◆ DIRECTIONS FOR THIS TASK:
Quote the listing below in its entirety, omitting every image.

◆ EXTRACTED INFORMATION:
━━━━━━━━━━━━━━━━

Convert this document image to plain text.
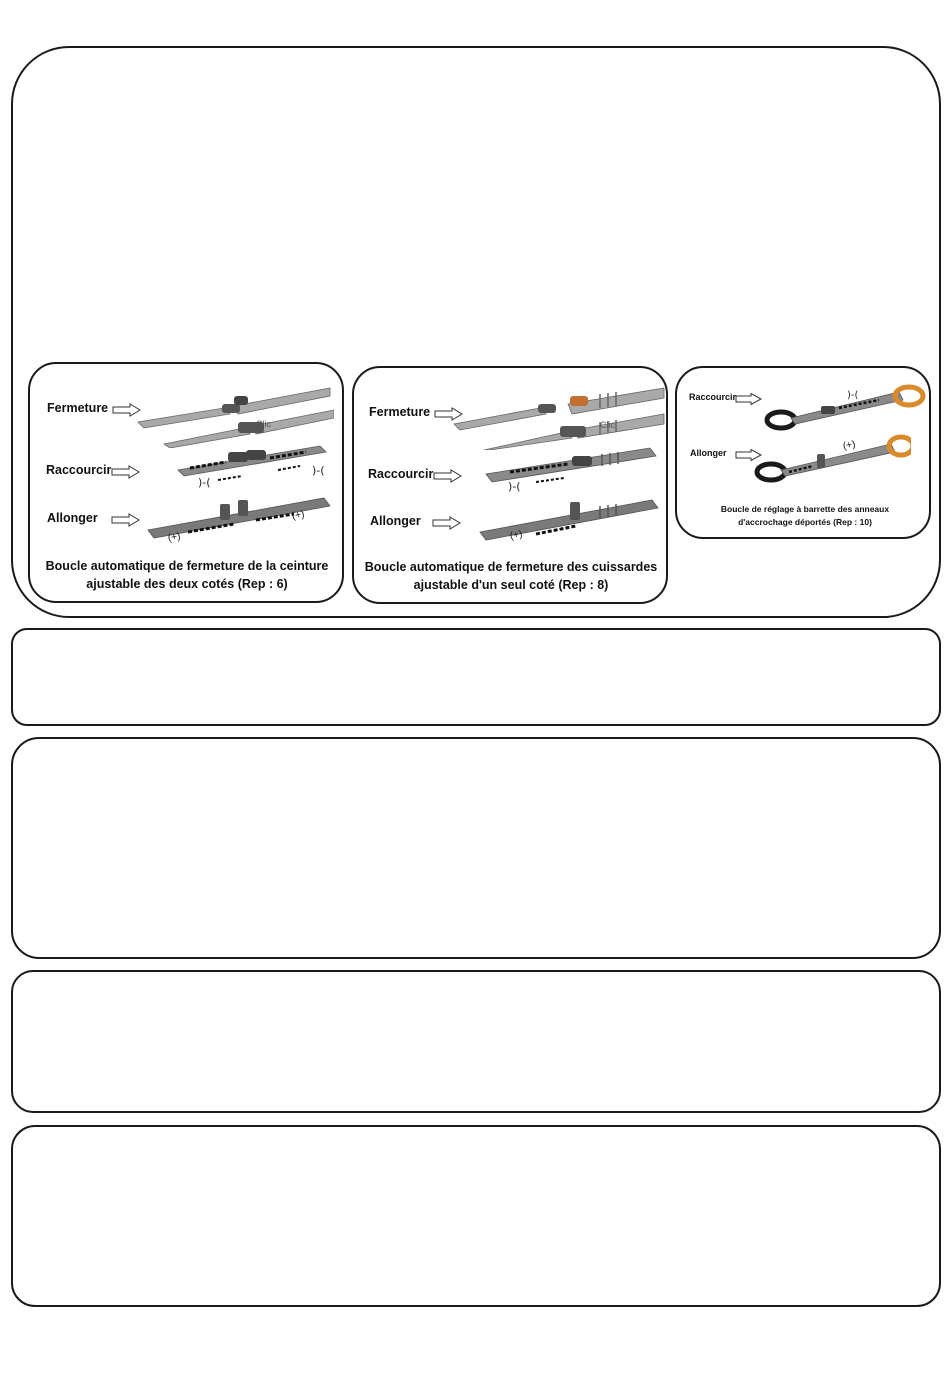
Fermeture
Raccourcir
Allonger
Clic
)-(
)-(
(+)
(+)
Boucle automatique de fermeture de la ceinture
ajustable des deux cotés (Rep : 6)
Fermeture
Raccourcir
Allonger
Clic
)-(
(+)
Boucle automatique de fermeture des cuissardes
ajustable d'un seul coté (Rep : 8)
Raccourcir
Allonger
)-(
(+)
Boucle de réglage à barrette des anneaux
d'accrochage déportés (Rep : 10)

━━━━━━━━━━━━━━━━

◆ RESPONSE TO THIS EXERCISE:
Convert this document image to plain text.
Fermeture
Raccourcir
Allonger
Clic
)-(
)-(
(+)
(+)
Boucle automatique de fermeture de la ceinture
ajustable des deux cotés (Rep : 6)
Fermeture
Raccourcir
Allonger
Clic
)-(
(+)
Boucle automatique de fermeture des cuissardes
ajustable d'un seul coté (Rep : 8)
Raccourcir
Allonger
)-(
(+)
Boucle de réglage à barrette des anneaux
d'accrochage déportés (Rep : 10)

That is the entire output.